## 課題 1
本文によると、事務員をやめたあと、書き手はどこへ行きましたか。

## 本文

• • • • •

以前、「社会不適合者」という言葉について考える機会がありました。

今回はそのことについて、私が感じたことや考えたことをまとめたいと思います。

社会適合者だった。けど、辛かった。

私は大学卒業後、事務員として数年勤めました。正直、その頃の私を思い出すだけで心が苦しくなってきます。

仕事面では特に問題はありませんでした。先輩から教えてもらったことを練習して、そつなくこなすことができました。

ただ、こんな気持ちは心の奥の奥に閉じ込めていました。
「こうした方がもっと効率がいいのでは…?」
「なぜこれをするの?」

新人だから、口答えせずに言われたことをする。それが正解だと思い込み、誰も何も言わない雰囲気に飲まれ、少しずつ、自分の気持ちをないがしろにするようになりました。

その上、パワハラ事務長からの理不尽なお叱り。
2人きりで数時間個室に閉じ込められ、怒鳴られ、私がいかにダメな人間かを聞かされました。

どうしても彼から目をつけられたくない。
その結果、自分の化粧、服装、ネイルにまで、特に好みでもないものを選んでしまう始末。

そこの「空気」にどれだけ馴染めるか。
どれだけ透明人間になれるか。

そんなことをしていた私は、どんどん自分を見失っていきました。


この記事を書くにあたり、「社会不適合者」の意味を調べてみると、こんな定義でした。

社会不適合者とは、「社会からの要求に応えることができず、協調性をもつことが難しい人」を意味する言葉です。
https://hataractive.jp/useful/2006/

協調性をもつ、つまり周りに合わせることができる。そして、空気が読める。

空気を読み、人に合わせ、仕事をそつなくこなし、輪を乱さないことばかりを心掛けていた当時の私は、「社会適合者」だったと思います。

なのに、
適合してるはずなのに、とても辛かった。

表面では適合できても、心の底の底に閉じ込めていた自分の本当の気持ちは、溜まるばかりで、吐き出し口がなかった。

結局、数年で事務員を退職し、カナダへ逃亡しました。


英語で「社会不適合者」という言葉。

私は旦那さんやカナダのお友達から、「あなたはスクエアペグだね。」と言われたことがあります。

気になって意味を調べてみると、「社会不適合者」と出てきました。正直とてもビックリして、ショックでした…(あんなに頑張って適合しようとしてたのに…笑)

• • • • •

## 提供データ
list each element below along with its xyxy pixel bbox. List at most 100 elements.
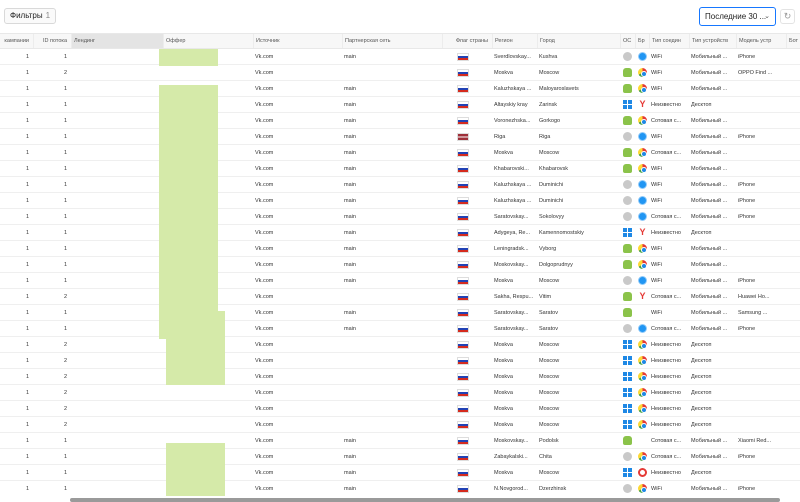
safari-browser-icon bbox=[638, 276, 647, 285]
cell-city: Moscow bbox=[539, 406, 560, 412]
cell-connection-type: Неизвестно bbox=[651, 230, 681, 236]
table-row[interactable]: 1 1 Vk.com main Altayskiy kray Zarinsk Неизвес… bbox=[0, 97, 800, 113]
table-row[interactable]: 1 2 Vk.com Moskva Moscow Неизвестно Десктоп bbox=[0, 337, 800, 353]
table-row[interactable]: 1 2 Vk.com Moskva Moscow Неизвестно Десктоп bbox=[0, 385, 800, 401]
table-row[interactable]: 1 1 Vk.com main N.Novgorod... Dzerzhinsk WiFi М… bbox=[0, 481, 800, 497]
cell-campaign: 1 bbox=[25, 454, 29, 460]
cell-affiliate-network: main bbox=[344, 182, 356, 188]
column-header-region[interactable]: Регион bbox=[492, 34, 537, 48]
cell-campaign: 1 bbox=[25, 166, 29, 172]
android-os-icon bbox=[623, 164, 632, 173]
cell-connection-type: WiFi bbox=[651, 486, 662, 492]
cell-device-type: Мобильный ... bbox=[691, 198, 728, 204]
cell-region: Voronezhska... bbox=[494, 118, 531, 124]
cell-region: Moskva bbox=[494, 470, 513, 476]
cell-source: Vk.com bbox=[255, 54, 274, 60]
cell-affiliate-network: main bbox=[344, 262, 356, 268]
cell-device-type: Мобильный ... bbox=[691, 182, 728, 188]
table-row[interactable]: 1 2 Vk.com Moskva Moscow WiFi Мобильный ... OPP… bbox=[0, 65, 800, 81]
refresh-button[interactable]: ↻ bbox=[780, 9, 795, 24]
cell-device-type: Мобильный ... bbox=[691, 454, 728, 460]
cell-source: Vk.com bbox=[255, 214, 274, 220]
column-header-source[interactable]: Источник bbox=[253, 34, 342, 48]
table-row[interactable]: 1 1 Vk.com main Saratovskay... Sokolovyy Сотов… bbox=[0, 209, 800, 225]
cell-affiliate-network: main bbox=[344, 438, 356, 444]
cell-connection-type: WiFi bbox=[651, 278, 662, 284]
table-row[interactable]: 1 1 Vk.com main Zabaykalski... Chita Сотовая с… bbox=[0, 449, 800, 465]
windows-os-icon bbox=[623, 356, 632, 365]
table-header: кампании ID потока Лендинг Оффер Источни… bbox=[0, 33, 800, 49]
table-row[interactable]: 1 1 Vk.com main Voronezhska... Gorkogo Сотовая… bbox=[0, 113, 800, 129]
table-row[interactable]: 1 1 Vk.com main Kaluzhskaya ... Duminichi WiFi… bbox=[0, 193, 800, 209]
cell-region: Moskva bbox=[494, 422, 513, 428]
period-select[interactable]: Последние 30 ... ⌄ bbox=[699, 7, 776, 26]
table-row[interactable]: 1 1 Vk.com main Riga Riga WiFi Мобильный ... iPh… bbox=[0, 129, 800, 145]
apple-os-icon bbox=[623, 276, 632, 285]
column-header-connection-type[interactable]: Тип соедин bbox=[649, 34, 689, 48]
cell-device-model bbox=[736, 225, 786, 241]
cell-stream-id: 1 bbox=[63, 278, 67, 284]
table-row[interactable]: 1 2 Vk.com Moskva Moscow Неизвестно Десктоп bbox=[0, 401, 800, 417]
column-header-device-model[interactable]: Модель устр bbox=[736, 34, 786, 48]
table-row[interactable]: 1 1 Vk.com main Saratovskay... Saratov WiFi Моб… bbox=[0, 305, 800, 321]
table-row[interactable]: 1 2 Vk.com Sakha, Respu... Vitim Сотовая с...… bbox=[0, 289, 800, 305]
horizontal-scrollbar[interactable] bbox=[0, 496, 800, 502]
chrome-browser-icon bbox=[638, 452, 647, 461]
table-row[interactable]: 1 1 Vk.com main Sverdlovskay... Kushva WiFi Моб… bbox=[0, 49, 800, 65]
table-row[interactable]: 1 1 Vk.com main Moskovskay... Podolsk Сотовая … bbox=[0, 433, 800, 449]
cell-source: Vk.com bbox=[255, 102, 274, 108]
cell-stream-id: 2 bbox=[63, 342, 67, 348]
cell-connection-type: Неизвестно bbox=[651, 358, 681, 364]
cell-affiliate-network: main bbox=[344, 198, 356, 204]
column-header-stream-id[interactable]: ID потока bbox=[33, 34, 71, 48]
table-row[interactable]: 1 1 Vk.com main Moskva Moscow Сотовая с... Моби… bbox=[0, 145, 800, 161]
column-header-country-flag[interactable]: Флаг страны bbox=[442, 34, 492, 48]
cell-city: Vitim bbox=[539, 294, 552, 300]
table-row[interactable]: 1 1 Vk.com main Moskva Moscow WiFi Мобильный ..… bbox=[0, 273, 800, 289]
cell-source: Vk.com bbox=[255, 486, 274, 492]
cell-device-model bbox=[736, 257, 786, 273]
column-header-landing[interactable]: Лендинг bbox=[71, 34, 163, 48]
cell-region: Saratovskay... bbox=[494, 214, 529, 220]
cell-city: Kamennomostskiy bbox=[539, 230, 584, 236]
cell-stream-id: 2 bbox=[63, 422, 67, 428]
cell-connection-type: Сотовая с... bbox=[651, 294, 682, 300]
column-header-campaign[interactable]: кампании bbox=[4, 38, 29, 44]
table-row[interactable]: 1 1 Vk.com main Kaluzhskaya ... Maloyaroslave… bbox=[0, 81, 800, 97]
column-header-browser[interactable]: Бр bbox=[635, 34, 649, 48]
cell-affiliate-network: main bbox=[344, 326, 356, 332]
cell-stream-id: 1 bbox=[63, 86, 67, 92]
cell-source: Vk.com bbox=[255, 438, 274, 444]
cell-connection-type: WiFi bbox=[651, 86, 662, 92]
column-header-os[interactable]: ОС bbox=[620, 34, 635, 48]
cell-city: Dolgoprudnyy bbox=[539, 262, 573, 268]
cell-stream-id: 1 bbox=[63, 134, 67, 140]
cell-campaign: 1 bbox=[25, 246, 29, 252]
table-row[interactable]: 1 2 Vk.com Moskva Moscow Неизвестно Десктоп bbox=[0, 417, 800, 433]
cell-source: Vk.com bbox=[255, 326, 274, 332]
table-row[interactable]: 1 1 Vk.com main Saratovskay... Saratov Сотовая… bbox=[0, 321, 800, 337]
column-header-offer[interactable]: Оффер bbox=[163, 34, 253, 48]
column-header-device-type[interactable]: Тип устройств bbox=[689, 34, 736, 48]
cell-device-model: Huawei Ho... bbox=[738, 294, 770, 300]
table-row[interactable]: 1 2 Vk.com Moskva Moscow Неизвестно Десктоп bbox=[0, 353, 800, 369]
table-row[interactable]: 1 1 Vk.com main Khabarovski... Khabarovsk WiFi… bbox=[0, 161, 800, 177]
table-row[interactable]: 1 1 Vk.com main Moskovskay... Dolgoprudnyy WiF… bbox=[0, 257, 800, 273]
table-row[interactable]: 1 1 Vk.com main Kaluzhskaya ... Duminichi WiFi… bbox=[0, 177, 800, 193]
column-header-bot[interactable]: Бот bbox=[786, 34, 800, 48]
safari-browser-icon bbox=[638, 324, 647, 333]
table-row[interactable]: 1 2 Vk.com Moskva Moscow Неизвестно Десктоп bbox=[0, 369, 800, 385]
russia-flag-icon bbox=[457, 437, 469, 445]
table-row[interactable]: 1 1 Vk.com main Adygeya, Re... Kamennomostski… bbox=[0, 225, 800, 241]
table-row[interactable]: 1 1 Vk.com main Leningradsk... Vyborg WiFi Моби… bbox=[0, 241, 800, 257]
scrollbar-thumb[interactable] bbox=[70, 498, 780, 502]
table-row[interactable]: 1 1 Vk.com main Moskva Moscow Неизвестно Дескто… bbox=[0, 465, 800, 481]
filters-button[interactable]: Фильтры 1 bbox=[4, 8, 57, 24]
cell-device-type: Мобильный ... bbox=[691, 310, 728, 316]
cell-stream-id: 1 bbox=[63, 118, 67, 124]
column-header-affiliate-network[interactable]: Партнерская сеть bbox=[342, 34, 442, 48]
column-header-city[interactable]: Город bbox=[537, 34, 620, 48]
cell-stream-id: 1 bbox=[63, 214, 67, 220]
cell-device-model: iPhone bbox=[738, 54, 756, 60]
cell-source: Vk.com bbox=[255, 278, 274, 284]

• • • • •

## 課題 2
上のデータの行を、「safari-browser-icon bbox=[638, 276, 647, 285]」がある行から書き出し、「cell-affiliate-network: main bbox=[344, 438, 356, 444]」がある行まで書いたら終えてください。どの行も一字も変えずにそのまま写してください。

## 実行結果 1
カナダです。

## 実行結果 2
safari-browser-icon bbox=[638, 276, 647, 285]
cell-city: Moscow bbox=[539, 406, 560, 412]
cell-connection-type: Неизвестно bbox=[651, 230, 681, 236]
table-row[interactable]: 1 1 Vk.com main Altayskiy kray Zarinsk Неизвес… bbox=[0, 97, 800, 113]
table-row[interactable]: 1 2 Vk.com Moskva Moscow Неизвестно Десктоп bbox=[0, 337, 800, 353]
table-row[interactable]: 1 2 Vk.com Moskva Moscow Неизвестно Десктоп bbox=[0, 385, 800, 401]
table-row[interactable]: 1 1 Vk.com main N.Novgorod... Dzerzhinsk WiFi М… bbox=[0, 481, 800, 497]
cell-campaign: 1 bbox=[25, 454, 29, 460]
cell-affiliate-network: main bbox=[344, 182, 356, 188]
column-header-region[interactable]: Регион bbox=[492, 34, 537, 48]
cell-campaign: 1 bbox=[25, 166, 29, 172]
android-os-icon bbox=[623, 164, 632, 173]
cell-connection-type: WiFi bbox=[651, 486, 662, 492]
cell-device-type: Мобильный ... bbox=[691, 198, 728, 204]
cell-region: Voronezhska... bbox=[494, 118, 531, 124]
cell-region: Moskva bbox=[494, 470, 513, 476]
cell-source: Vk.com bbox=[255, 54, 274, 60]
cell-affiliate-network: main bbox=[344, 262, 356, 268]
cell-device-type: Мобильный ... bbox=[691, 182, 728, 188]
table-row[interactable]: 1 2 Vk.com Moskva Moscow WiFi Мобильный ... OPP… bbox=[0, 65, 800, 81]
refresh-button[interactable]: ↻ bbox=[780, 9, 795, 24]
cell-device-type: Мобильный ... bbox=[691, 454, 728, 460]
cell-source: Vk.com bbox=[255, 214, 274, 220]
column-header-source[interactable]: Источник bbox=[253, 34, 342, 48]
table-row[interactable]: 1 1 Vk.com main Saratovskay... Sokolovyy Сотов… bbox=[0, 209, 800, 225]
cell-affiliate-network: main bbox=[344, 438, 356, 444]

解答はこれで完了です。